__What to produce__: Copy each of the records below word for word. Keep every line in its original order.

>> START

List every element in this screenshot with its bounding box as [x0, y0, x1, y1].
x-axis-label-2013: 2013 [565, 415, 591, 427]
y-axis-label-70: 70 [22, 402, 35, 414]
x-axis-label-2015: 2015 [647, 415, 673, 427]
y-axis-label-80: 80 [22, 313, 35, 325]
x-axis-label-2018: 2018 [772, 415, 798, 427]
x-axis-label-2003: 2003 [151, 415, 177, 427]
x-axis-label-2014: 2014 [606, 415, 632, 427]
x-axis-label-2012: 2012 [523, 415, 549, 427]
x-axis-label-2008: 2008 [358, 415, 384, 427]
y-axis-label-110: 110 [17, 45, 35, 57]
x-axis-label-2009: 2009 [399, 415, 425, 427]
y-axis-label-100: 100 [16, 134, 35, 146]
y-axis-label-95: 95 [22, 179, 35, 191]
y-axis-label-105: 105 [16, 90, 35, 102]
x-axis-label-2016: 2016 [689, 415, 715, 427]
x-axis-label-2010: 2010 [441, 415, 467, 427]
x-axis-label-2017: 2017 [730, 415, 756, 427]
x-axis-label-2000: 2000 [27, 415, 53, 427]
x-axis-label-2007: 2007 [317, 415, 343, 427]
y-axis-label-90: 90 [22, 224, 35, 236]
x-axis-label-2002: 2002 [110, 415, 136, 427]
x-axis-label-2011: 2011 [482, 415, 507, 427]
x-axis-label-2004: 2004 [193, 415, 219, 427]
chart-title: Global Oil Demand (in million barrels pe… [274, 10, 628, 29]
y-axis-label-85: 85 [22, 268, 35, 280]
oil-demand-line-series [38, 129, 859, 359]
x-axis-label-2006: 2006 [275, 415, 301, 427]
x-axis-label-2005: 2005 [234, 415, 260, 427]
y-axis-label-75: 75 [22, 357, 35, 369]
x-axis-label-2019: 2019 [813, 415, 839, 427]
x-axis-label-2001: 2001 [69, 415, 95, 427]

>> END

__Expected answer__:
List every element in this screenshot with its bounding box as [x0, y0, x1, y1].
x-axis-label-2013: 2013 [565, 415, 591, 427]
y-axis-label-70: 70 [22, 402, 35, 414]
x-axis-label-2015: 2015 [647, 415, 673, 427]
y-axis-label-80: 80 [22, 313, 35, 325]
x-axis-label-2018: 2018 [772, 415, 798, 427]
x-axis-label-2003: 2003 [151, 415, 177, 427]
x-axis-label-2014: 2014 [606, 415, 632, 427]
x-axis-label-2012: 2012 [523, 415, 549, 427]
x-axis-label-2008: 2008 [358, 415, 384, 427]
y-axis-label-110: 110 [17, 45, 35, 57]
x-axis-label-2009: 2009 [399, 415, 425, 427]
y-axis-label-100: 100 [16, 134, 35, 146]
y-axis-label-95: 95 [22, 179, 35, 191]
y-axis-label-105: 105 [16, 90, 35, 102]
x-axis-label-2016: 2016 [689, 415, 715, 427]
x-axis-label-2010: 2010 [441, 415, 467, 427]
x-axis-label-2017: 2017 [730, 415, 756, 427]
x-axis-label-2000: 2000 [27, 415, 53, 427]
x-axis-label-2007: 2007 [317, 415, 343, 427]
y-axis-label-90: 90 [22, 224, 35, 236]
x-axis-label-2002: 2002 [110, 415, 136, 427]
x-axis-label-2011: 2011 [482, 415, 507, 427]
x-axis-label-2004: 2004 [193, 415, 219, 427]
chart-title: Global Oil Demand (in million barrels pe… [274, 10, 628, 29]
y-axis-label-85: 85 [22, 268, 35, 280]
oil-demand-line-series [38, 129, 859, 359]
x-axis-label-2006: 2006 [275, 415, 301, 427]
x-axis-label-2005: 2005 [234, 415, 260, 427]
y-axis-label-75: 75 [22, 357, 35, 369]
x-axis-label-2019: 2019 [813, 415, 839, 427]
x-axis-label-2001: 2001 [69, 415, 95, 427]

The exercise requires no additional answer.